■ Description of the task: Check each line of the records below and collect those that include the word "público".

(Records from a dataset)
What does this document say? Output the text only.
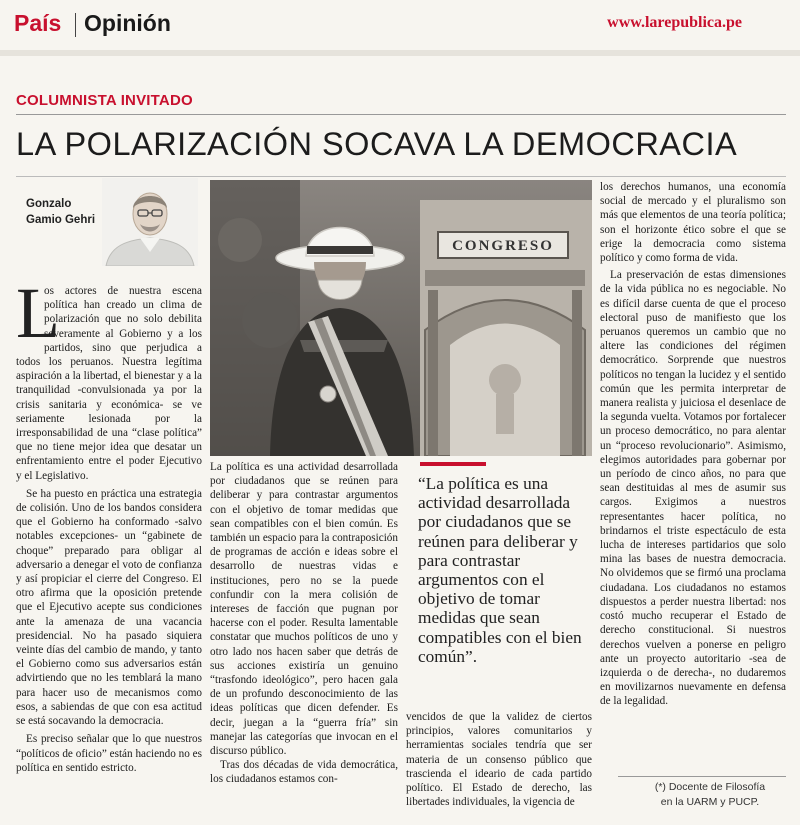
País Opinión	www.larepublica.pe
COLUMNISTA INVITADO
LA POLARIZACIÓN SOCAVA LA DEMOCRACIA
Gonzalo
Gamio Gehri
CONGRESO

L
os actores de nuestra escena política han creado un clima de polarización que no solo debilita severamente al Gobierno y a los partidos, sino que perjudica a todos los peruanos. Nuestra legítima aspiración a la libertad, el bienestar y a la tranquilidad -convulsionada ya por la crisis sanitaria y económica- se ve seriamente lesionada por la irresponsabilidad de una “clase política” que no tiene mejor idea que desatar un enfrentamiento entre el poder Ejecutivo y el Legislativo.

Se ha puesto en práctica una estrategia de colisión. Uno de los bandos considera que el Gobierno ha conformado -salvo notables excepciones- un “gabinete de choque” preparado para obligar al adversario a denegar el voto de confianza y así propiciar el cierre del Congreso. El otro afirma que la oposición pretende que el Ejecutivo acepte sus condiciones ante la amenaza de una vacancia presidencial. No ha pasado siquiera veinte días del cambio de mando, y tanto el Gobierno como sus adversarios están advirtiendo que no les temblará la mano para hacer uso de mecanismos como esos, a sabiendas de que con esa actitud se está socavando la democracia.

Es preciso señalar que lo que nuestros “políticos de oficio” están haciendo no es política en sentido estricto.

La política es una actividad desarrollada por ciudadanos que se reúnen para deliberar y para contrastar argumentos con el objetivo de tomar medidas que sean compatibles con el bien común. Es también un espacio para la contraposición de programas de acción e ideas sobre el desarrollo de nuestras vidas e instituciones, pero no se la puede confundir con la mera colisión de intereses de facción que pugnan por hacerse con el poder. Resulta lamentable constatar que muchos políticos de uno y otro lado nos hacen saber que detrás de sus acciones existiría un genuino “trasfondo ideológico”, pero hacen gala de un profundo desconocimiento de las ideas políticas que dicen defender. Es decir, juegan a la “guerra fría” sin manejar las categorías que invocan en el discurso público.

Tras dos décadas de vida democrática, los ciudadanos estamos con-

“La política es una actividad desarrollada por ciudadanos que se reúnen para deliberar y para contrastar argumentos con el objetivo de tomar medidas que sean compatibles con el bien común”.

vencidos de que la validez de ciertos principios, valores comunitarios y herramientas sociales tendría que ser materia de un consenso público que trascienda el ideario de cada partido político. El Estado de derecho, las libertades individuales, la vigencia de

los derechos humanos, una economía social de mercado y el pluralismo son más que elementos de una teoría política; son el horizonte ético sobre el que se erige la democracia como sistema político y como forma de vida.

La preservación de estas dimensiones de la vida pública no es negociable. No es difícil darse cuenta de que el proceso electoral puso de manifiesto que los peruanos queremos un cambio que no altere las condiciones del régimen democrático. Sorprende que nuestros políticos no tengan la lucidez y el sentido común que les permita interpretar de manera realista y juiciosa el desenlace de la segunda vuelta. Votamos por fortalecer un proceso democrático, no para alentar un “proceso revolucionario”. Asimismo, elegimos autoridades para gobernar por un período de cinco años, no para que sean destituidas al mes de asumir sus cargos. Exigimos a nuestros representantes hacer política, no brindarnos el triste espectáculo de esta lucha de intereses partidarios que solo mina las bases de nuestra democracia. No olvidemos que se firmó una proclama ciudadana. Los ciudadanos no estamos dispuestos a perder nuestra libertad: nos costó mucho recuperar el Estado de derecho constitucional. Si nuestros derechos vuelven a ponerse en peligro ante un proyecto autoritario -sea de izquierda o de derecha-, no dudaremos en movilizarnos nuevamente en defensa de la legalidad.

(*) Docente de Filosofía
en la UARM y PUCP.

■ Final result:
La política es una actividad desarrollada por ciudadanos que se reúnen para deliberar y para contrastar argumentos con el objetivo de tomar medidas que sean compatibles con el bien común. Es también un espacio para la contraposición de programas de acción e ideas sobre el desarrollo de nuestras vidas e instituciones, pero no se la puede confundir con la mera colisión de intereses de facción que pugnan por hacerse con el poder. Resulta lamentable constatar que muchos políticos de uno y otro lado nos hacen saber que detrás de sus acciones existiría un genuino “trasfondo ideológico”, pero hacen gala de un profundo desconocimiento de las ideas políticas que dicen defender. Es decir, juegan a la “guerra fría” sin manejar las categorías que invocan en el discurso público.
vencidos de que la validez de ciertos principios, valores comunitarios y herramientas sociales tendría que ser materia de un consenso público que trascienda el ideario de cada partido político. El Estado de derecho, las libertades individuales, la vigencia de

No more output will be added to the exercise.